Search the data for the word "superseded" and copy every line that contains it.

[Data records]
•••••
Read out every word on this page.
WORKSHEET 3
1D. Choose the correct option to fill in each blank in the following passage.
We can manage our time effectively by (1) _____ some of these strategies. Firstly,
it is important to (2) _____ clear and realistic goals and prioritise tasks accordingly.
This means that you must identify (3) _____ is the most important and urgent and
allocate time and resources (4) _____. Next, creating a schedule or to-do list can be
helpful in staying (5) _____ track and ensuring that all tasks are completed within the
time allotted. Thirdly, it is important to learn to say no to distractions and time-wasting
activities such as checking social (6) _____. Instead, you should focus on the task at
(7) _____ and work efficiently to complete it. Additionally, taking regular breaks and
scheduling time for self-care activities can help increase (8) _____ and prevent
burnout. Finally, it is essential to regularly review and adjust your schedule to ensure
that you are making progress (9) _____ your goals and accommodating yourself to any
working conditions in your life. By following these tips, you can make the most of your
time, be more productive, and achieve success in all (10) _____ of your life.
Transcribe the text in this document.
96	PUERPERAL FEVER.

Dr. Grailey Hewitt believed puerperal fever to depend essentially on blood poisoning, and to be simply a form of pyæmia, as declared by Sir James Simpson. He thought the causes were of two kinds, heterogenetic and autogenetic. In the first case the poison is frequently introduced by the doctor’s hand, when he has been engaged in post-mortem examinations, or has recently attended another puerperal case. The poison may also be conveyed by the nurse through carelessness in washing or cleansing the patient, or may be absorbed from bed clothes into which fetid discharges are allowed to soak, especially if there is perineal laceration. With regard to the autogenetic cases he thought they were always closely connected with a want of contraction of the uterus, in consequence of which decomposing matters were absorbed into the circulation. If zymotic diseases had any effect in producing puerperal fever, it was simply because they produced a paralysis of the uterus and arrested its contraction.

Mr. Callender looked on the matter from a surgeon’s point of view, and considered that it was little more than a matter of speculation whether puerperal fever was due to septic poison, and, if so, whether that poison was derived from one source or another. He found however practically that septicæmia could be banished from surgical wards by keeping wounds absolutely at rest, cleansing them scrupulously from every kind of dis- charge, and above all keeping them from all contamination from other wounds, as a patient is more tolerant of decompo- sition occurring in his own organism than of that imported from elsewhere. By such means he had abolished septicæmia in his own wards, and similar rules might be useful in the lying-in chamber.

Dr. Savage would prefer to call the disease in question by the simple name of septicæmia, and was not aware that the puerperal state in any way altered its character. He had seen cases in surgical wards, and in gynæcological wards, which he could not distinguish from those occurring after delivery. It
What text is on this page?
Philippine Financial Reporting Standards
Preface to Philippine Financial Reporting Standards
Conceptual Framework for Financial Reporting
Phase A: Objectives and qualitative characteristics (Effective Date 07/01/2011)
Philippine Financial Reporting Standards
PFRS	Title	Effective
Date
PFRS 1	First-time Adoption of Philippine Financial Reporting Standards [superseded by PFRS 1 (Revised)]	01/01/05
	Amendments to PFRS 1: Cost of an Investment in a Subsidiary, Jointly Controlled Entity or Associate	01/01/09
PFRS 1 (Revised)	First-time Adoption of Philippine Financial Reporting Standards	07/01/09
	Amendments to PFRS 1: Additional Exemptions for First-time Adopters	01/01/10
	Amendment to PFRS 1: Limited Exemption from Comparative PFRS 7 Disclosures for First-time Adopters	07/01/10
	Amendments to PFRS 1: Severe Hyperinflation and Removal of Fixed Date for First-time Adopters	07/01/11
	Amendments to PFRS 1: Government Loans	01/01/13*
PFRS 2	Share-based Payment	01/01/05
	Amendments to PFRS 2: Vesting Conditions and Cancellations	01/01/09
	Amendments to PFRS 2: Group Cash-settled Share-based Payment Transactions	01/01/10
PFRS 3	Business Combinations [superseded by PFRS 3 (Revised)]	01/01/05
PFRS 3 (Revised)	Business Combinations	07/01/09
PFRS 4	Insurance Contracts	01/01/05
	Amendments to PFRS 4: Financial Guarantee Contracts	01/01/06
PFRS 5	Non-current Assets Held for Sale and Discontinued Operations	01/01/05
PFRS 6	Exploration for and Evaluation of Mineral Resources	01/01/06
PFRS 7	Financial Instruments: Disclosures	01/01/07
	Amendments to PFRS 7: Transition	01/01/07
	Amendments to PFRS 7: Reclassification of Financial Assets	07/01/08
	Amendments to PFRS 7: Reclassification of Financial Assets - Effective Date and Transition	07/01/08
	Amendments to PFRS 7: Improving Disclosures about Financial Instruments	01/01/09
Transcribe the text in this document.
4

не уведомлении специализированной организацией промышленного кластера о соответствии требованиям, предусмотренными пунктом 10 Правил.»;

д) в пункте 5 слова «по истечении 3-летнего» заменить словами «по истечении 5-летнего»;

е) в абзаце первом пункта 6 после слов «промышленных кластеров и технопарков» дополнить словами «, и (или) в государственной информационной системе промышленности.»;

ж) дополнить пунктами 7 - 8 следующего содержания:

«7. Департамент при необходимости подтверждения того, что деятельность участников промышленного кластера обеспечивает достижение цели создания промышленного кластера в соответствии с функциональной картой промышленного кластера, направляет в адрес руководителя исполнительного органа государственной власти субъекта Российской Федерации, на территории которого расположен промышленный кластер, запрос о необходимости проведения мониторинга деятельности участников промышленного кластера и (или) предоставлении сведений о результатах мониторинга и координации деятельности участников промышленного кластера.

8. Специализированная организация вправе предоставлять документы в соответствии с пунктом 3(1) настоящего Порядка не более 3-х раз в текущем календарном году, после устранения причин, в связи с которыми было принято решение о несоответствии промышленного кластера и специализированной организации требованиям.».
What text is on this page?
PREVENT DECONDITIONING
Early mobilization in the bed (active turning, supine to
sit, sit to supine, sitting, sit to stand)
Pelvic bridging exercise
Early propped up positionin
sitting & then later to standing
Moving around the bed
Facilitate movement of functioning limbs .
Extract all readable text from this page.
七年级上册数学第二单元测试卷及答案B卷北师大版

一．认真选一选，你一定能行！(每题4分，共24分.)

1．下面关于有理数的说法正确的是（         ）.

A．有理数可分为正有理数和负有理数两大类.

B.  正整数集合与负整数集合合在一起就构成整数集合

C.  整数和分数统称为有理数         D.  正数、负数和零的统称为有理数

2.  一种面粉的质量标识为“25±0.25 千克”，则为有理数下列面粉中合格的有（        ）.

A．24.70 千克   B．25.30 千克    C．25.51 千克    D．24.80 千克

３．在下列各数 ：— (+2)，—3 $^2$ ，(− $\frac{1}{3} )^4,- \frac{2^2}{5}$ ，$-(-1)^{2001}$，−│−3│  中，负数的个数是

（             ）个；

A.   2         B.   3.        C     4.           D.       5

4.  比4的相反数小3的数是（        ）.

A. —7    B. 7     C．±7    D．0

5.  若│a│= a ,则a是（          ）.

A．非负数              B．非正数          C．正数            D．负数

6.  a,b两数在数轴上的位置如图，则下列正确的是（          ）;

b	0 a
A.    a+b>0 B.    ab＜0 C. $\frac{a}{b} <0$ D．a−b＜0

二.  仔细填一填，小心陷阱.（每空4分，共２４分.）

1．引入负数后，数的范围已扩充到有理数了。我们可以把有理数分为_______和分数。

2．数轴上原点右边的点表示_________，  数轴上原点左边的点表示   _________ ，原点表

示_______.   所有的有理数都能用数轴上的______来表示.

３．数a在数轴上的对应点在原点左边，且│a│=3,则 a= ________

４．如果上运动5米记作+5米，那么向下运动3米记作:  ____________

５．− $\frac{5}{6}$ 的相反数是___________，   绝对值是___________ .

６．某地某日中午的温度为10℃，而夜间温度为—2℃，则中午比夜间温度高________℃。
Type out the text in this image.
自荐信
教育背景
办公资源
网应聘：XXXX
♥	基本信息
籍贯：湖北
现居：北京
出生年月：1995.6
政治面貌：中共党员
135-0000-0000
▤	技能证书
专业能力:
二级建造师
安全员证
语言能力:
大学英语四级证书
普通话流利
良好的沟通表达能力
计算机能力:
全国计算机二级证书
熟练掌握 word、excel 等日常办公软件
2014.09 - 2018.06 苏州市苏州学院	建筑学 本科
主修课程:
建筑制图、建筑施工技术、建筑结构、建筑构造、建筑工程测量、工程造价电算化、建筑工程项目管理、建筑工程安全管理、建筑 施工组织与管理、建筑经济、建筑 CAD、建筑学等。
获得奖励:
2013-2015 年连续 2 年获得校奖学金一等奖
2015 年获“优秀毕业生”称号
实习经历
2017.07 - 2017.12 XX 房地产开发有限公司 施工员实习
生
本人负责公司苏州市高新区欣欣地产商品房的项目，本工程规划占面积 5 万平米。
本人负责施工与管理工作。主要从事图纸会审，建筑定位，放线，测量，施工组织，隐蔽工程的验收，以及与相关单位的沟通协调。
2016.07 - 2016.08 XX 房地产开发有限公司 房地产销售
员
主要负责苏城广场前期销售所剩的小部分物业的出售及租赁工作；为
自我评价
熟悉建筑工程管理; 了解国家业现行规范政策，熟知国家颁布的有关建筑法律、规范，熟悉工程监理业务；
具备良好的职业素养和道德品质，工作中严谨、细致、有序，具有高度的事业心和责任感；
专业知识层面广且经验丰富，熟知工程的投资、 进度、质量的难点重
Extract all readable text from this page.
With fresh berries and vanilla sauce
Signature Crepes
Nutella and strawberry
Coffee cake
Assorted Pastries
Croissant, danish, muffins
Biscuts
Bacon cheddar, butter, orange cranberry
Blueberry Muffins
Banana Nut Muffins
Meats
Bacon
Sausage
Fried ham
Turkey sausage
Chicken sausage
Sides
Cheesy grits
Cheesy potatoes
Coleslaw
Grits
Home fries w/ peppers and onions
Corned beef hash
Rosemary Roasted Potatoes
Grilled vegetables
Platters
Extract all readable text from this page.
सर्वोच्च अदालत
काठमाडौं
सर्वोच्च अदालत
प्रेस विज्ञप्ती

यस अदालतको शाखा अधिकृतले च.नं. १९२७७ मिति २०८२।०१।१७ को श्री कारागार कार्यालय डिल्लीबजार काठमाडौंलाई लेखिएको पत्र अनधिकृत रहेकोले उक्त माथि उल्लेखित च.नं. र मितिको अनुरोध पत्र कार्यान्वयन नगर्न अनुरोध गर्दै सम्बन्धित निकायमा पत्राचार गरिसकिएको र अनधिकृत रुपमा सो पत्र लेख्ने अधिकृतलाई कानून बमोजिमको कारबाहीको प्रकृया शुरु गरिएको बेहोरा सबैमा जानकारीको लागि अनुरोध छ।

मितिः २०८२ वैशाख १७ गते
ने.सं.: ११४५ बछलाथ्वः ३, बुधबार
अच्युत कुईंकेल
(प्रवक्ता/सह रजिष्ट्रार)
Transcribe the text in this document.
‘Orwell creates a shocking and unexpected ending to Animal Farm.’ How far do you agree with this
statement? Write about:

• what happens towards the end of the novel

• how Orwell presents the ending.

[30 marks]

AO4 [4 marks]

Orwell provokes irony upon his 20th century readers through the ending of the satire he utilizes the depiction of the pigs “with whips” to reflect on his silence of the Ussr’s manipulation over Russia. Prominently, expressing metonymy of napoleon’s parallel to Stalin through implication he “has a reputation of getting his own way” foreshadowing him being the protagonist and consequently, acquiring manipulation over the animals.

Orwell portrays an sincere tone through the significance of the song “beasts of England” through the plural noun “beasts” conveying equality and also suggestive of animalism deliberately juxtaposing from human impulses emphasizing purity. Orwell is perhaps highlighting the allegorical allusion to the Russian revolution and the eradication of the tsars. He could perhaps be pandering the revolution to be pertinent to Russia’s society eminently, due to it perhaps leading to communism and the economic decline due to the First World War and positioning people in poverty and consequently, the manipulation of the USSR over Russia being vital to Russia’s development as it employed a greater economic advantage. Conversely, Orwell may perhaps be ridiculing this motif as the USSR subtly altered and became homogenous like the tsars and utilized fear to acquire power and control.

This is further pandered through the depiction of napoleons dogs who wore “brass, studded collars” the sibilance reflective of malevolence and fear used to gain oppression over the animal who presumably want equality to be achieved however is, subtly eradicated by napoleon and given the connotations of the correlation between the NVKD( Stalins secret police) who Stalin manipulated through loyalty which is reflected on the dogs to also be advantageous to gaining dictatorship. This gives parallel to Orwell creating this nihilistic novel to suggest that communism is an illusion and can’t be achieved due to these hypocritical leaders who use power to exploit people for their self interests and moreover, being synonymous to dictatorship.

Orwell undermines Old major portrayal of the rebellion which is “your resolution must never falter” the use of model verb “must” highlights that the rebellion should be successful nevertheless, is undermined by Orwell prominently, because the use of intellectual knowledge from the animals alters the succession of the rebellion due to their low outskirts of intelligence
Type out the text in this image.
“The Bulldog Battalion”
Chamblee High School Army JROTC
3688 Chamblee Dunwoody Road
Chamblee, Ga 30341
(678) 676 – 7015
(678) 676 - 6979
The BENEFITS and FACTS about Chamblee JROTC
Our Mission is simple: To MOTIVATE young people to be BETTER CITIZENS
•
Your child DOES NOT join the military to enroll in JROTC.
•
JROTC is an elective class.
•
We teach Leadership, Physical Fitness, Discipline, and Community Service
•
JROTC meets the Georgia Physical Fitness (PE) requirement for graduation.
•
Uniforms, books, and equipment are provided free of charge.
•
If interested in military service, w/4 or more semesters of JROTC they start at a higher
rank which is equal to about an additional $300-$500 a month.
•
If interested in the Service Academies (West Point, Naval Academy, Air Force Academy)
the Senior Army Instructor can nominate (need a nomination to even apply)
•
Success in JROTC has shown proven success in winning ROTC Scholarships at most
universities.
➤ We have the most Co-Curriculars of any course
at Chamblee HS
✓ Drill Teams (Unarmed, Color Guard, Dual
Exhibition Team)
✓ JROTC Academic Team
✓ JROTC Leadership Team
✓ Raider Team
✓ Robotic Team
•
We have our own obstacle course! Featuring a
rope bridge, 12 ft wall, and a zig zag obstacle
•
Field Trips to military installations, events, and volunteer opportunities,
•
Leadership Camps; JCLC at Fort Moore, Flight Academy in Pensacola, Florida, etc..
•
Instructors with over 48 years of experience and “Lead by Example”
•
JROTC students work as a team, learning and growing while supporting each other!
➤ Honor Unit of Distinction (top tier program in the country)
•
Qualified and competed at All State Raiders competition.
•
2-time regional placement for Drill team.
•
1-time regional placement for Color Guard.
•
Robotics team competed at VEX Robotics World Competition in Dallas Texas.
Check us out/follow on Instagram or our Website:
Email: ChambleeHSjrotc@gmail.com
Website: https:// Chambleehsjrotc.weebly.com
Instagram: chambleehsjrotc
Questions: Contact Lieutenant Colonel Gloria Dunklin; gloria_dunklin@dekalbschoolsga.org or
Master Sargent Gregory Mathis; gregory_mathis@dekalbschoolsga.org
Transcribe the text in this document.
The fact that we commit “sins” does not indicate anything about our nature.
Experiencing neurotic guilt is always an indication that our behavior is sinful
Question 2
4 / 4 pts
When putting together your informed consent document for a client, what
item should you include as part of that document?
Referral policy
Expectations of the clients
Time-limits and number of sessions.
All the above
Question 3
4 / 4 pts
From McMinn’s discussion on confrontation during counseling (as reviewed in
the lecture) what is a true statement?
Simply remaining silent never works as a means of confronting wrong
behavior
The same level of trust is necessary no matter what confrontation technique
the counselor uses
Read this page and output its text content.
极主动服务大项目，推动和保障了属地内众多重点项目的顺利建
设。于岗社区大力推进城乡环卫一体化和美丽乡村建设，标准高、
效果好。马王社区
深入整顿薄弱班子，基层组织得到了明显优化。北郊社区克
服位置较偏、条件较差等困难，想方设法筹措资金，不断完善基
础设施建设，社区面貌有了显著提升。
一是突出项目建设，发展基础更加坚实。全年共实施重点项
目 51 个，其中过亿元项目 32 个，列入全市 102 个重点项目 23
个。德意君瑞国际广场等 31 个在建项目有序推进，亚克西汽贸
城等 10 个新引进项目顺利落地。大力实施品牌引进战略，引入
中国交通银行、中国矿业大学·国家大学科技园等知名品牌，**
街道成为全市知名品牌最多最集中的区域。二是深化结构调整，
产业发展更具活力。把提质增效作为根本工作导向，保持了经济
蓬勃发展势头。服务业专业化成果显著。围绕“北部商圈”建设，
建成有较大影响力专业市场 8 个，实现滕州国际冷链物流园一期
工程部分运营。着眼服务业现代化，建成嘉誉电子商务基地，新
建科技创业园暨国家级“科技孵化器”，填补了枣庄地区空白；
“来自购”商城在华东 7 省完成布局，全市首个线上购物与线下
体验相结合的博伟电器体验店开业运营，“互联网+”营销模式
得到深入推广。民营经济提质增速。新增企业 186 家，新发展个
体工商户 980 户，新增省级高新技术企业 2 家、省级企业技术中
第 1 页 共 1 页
•••••
* _Solution_:
PFRS 1	First-time Adoption of Philippine Financial Reporting Standards [superseded by PFRS 1 (Revised)]	01/01/05
PFRS 3	Business Combinations [superseded by PFRS 3 (Revised)]	01/01/05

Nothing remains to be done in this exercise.